— Begin —
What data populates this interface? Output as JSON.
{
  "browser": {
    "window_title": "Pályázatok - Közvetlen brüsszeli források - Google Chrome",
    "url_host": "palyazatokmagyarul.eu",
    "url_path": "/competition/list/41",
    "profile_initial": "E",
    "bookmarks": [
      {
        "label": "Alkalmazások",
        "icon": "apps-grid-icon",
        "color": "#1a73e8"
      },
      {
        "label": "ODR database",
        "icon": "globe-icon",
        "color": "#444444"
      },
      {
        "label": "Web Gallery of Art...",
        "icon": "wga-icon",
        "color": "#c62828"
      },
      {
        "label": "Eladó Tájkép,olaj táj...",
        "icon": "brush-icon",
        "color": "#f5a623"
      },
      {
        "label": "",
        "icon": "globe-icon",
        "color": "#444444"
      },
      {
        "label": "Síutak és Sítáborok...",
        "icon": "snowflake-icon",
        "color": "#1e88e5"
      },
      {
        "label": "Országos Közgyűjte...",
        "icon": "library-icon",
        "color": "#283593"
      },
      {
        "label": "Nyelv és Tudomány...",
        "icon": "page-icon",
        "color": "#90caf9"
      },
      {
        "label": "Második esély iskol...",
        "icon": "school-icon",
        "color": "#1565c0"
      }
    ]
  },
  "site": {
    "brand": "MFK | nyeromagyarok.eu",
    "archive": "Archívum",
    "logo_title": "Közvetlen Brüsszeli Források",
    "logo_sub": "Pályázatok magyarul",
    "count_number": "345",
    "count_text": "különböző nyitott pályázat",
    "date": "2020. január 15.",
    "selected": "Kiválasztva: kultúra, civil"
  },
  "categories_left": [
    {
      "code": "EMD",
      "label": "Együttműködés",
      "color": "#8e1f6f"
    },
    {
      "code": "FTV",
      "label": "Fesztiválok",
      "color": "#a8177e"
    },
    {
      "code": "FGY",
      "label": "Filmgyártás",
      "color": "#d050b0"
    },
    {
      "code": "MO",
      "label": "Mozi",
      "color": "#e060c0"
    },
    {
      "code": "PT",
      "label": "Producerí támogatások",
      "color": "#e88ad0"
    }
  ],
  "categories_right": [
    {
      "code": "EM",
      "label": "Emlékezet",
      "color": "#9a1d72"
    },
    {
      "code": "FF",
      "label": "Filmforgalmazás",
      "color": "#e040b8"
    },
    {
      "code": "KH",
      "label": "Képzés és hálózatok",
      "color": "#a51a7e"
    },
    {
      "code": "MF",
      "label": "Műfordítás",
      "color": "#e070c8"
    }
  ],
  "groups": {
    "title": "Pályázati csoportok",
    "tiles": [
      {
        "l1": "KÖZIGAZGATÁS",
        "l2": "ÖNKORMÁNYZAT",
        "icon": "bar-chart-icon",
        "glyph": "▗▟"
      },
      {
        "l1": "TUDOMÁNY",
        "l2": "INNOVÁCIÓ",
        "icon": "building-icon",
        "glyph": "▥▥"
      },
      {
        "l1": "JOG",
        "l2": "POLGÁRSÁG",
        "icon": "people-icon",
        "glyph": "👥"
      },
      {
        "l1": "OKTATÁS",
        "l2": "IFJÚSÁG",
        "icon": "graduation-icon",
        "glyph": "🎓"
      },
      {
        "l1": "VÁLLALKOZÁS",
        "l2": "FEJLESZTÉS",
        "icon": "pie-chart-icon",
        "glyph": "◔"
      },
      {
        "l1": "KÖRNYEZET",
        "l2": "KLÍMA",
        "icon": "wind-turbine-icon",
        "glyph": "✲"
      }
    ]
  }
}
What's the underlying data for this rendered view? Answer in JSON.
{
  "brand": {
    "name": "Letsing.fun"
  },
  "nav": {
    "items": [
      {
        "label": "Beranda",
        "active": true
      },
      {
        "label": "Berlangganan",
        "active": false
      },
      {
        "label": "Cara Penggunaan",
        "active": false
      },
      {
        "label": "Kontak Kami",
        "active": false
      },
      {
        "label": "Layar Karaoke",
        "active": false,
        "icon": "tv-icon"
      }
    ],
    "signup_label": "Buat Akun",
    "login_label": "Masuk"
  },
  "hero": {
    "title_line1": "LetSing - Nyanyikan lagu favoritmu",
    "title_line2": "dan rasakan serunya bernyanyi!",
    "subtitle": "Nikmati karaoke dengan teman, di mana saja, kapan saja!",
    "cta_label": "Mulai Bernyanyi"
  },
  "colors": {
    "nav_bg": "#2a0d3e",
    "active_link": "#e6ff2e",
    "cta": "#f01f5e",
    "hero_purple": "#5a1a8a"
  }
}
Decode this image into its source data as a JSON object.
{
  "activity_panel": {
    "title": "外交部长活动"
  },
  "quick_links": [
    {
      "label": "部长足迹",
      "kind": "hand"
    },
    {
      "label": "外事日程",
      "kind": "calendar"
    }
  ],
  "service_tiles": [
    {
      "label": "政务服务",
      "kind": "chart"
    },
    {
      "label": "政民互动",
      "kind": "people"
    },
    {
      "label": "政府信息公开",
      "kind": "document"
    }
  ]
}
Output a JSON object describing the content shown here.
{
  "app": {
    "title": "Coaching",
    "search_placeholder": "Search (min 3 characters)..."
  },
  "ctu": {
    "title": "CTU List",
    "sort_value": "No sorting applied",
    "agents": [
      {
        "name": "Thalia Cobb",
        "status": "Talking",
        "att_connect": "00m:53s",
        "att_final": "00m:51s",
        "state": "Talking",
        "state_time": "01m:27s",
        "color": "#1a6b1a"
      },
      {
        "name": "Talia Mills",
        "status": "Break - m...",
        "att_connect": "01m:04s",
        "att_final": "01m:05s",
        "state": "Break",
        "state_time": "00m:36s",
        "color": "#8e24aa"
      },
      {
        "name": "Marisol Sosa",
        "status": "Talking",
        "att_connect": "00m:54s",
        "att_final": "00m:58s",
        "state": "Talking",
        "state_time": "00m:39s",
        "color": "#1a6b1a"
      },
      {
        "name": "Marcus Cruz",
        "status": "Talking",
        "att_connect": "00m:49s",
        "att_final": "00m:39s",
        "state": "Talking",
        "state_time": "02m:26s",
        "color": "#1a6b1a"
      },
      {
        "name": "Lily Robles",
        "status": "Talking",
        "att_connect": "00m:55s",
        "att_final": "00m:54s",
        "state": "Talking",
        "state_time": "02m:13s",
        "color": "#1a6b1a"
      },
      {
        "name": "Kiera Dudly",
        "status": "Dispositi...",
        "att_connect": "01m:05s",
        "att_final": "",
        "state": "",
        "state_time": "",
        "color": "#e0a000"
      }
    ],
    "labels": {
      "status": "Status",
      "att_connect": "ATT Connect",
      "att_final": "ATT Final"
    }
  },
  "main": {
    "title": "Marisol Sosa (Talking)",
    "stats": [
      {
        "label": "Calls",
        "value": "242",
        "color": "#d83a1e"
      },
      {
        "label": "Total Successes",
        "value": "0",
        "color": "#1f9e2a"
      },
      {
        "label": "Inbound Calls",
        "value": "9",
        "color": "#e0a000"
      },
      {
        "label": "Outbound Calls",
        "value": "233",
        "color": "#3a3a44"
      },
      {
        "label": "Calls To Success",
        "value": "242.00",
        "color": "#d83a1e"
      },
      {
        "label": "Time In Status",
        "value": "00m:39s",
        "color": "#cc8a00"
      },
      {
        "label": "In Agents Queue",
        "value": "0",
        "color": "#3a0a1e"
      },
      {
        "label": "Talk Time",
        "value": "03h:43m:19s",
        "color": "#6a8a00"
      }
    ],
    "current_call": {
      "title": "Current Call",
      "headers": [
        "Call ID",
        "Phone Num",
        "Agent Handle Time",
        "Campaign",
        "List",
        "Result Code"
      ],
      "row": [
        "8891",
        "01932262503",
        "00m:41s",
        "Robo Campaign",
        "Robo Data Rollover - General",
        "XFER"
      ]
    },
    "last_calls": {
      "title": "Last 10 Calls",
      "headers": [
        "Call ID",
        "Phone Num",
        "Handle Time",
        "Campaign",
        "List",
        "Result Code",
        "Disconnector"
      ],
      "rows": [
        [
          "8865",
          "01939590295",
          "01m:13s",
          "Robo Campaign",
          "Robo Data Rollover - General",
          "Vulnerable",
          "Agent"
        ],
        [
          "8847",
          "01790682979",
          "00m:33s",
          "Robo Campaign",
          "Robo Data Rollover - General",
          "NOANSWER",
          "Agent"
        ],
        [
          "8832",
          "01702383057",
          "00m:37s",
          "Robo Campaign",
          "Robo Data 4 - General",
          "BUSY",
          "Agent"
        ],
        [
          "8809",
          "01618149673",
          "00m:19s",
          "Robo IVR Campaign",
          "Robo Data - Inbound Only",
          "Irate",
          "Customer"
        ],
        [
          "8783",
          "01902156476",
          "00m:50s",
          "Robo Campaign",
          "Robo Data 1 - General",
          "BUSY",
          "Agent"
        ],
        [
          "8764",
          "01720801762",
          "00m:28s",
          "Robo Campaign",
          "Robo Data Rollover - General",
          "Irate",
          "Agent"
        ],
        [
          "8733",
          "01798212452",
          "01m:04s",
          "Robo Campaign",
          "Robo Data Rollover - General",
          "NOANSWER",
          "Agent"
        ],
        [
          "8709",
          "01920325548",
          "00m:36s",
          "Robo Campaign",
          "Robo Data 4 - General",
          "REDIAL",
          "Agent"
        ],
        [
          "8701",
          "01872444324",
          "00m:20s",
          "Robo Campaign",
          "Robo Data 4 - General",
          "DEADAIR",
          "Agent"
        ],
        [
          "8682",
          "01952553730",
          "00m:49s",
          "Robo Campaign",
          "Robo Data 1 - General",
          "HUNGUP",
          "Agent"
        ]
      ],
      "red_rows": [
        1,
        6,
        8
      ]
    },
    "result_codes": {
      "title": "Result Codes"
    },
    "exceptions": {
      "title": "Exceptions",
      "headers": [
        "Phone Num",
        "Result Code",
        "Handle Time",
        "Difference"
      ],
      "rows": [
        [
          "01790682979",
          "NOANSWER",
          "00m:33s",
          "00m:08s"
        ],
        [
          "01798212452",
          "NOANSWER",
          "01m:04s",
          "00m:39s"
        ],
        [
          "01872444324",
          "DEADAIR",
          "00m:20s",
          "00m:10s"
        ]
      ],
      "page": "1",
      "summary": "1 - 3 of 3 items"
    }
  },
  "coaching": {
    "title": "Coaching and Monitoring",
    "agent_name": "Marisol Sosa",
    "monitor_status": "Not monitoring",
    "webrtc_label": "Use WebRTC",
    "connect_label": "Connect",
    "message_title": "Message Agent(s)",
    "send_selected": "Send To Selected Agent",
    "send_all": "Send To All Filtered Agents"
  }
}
— End —
Task:
From the data, pick out every line that includes "Send".

Written response:
    "send_selected": "Send To Selected Agent",
    "send_all": "Send To All Filtered Agents"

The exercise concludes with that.